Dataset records
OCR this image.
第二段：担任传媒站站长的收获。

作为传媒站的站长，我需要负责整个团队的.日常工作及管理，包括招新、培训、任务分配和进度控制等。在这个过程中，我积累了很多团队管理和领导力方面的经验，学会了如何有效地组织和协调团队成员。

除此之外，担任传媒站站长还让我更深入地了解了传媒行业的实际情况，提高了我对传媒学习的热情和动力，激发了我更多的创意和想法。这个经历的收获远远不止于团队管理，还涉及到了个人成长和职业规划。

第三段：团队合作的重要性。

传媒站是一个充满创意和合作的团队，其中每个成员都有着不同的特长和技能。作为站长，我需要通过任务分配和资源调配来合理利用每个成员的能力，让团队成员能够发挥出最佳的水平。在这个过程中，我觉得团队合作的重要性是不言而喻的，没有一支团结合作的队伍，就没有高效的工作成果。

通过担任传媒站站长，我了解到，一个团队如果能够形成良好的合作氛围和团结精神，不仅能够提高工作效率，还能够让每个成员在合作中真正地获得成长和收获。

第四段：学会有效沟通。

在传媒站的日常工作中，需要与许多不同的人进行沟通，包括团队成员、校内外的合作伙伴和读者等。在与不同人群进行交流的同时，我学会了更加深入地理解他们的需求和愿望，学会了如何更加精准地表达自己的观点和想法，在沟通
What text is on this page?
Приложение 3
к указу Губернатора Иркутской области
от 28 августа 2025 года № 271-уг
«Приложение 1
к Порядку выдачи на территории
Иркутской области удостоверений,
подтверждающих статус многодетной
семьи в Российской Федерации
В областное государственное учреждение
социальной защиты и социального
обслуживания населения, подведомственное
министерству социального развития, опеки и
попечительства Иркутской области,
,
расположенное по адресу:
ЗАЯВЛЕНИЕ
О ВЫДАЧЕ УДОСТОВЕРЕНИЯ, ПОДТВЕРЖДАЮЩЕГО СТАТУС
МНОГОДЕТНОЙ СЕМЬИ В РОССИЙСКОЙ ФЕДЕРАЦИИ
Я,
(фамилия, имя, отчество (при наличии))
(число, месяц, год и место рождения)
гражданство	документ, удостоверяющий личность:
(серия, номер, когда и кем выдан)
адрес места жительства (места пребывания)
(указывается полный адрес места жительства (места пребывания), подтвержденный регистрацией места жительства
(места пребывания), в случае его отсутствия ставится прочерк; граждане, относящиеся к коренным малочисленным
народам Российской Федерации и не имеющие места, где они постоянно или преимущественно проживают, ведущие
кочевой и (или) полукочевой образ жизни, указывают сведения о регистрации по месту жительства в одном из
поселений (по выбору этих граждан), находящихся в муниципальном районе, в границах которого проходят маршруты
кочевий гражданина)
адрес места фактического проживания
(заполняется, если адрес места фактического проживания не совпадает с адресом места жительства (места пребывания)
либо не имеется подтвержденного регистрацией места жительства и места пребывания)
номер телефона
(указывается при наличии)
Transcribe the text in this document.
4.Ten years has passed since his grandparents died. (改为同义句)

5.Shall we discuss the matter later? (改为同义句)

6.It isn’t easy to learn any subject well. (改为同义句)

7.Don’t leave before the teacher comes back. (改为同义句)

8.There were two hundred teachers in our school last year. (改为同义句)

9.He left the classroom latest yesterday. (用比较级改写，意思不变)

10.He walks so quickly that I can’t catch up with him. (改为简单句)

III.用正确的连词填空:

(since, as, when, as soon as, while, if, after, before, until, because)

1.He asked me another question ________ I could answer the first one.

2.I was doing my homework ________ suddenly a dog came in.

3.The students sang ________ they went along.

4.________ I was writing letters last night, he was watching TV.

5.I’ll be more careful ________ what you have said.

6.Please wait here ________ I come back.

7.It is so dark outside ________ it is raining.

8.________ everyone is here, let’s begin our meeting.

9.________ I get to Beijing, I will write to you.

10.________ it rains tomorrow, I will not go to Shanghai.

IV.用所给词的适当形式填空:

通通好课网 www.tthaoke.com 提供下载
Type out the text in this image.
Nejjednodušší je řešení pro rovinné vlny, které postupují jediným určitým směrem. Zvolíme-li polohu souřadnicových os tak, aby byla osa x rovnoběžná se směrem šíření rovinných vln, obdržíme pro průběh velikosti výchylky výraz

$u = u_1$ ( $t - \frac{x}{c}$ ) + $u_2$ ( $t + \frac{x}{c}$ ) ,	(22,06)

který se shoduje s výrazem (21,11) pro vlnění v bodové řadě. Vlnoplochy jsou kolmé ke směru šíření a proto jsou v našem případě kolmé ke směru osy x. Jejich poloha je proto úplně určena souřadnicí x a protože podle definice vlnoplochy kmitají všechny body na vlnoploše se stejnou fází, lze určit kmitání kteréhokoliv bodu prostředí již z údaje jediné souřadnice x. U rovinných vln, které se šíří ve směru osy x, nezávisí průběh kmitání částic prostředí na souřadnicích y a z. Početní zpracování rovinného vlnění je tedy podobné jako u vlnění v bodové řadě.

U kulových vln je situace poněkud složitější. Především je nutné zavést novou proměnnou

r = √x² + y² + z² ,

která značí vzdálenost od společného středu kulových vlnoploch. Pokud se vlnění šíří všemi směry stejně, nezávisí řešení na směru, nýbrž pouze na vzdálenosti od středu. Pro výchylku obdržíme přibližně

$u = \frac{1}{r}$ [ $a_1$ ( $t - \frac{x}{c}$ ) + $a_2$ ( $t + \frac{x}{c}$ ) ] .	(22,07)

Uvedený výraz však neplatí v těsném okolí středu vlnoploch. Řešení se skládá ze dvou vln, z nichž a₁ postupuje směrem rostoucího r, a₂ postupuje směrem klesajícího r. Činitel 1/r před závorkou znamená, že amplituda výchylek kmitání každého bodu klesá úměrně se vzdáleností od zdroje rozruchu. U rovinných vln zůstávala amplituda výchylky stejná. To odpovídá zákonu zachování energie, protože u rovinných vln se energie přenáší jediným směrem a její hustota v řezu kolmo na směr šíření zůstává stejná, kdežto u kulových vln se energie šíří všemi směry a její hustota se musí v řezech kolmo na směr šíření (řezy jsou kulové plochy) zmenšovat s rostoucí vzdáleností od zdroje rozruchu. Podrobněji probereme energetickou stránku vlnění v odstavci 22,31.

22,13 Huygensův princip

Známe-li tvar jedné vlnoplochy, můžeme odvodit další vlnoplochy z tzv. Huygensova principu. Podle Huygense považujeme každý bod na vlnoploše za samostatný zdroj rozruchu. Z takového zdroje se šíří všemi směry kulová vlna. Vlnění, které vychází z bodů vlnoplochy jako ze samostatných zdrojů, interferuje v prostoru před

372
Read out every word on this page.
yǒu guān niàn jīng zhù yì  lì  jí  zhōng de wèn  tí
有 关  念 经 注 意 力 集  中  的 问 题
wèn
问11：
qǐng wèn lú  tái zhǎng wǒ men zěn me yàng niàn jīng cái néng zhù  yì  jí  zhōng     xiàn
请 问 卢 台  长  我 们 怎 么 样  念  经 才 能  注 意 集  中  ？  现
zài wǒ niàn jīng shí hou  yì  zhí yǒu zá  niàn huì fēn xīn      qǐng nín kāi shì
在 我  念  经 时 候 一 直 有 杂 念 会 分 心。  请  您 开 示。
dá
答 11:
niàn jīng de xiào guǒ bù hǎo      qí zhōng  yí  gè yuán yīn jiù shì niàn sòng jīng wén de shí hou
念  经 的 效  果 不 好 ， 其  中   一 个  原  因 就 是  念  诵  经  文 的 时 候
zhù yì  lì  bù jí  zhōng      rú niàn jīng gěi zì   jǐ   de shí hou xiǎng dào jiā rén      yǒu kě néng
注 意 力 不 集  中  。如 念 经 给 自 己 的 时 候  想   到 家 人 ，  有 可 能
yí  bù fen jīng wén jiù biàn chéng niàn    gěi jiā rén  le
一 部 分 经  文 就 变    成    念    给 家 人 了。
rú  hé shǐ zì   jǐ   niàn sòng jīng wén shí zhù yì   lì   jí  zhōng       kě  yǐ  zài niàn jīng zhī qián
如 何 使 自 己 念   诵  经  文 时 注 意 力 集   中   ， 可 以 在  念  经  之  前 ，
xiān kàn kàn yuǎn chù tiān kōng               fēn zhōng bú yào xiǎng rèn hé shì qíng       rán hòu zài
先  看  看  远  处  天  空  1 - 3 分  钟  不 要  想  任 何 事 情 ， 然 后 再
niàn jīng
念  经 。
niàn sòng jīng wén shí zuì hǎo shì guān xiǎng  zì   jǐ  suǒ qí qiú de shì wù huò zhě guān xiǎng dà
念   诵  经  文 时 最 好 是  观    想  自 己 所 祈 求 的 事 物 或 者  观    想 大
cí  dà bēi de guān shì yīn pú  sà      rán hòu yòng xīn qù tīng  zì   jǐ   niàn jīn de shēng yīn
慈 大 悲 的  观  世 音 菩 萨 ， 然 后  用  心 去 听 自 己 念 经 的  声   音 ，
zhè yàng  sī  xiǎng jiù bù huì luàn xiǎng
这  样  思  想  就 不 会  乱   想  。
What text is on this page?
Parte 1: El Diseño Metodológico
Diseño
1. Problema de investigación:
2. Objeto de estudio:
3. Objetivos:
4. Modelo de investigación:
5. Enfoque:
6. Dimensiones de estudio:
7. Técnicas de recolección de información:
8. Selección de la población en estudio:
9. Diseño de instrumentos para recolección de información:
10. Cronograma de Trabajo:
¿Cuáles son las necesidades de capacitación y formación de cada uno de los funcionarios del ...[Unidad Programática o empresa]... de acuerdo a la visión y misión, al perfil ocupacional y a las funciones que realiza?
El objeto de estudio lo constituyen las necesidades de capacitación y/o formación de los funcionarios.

_YOUR INSTRUCTIONS:_
Your answer should be a single number: how many lines in the data above include "recolección"?

_TASK SOLUTION:_
2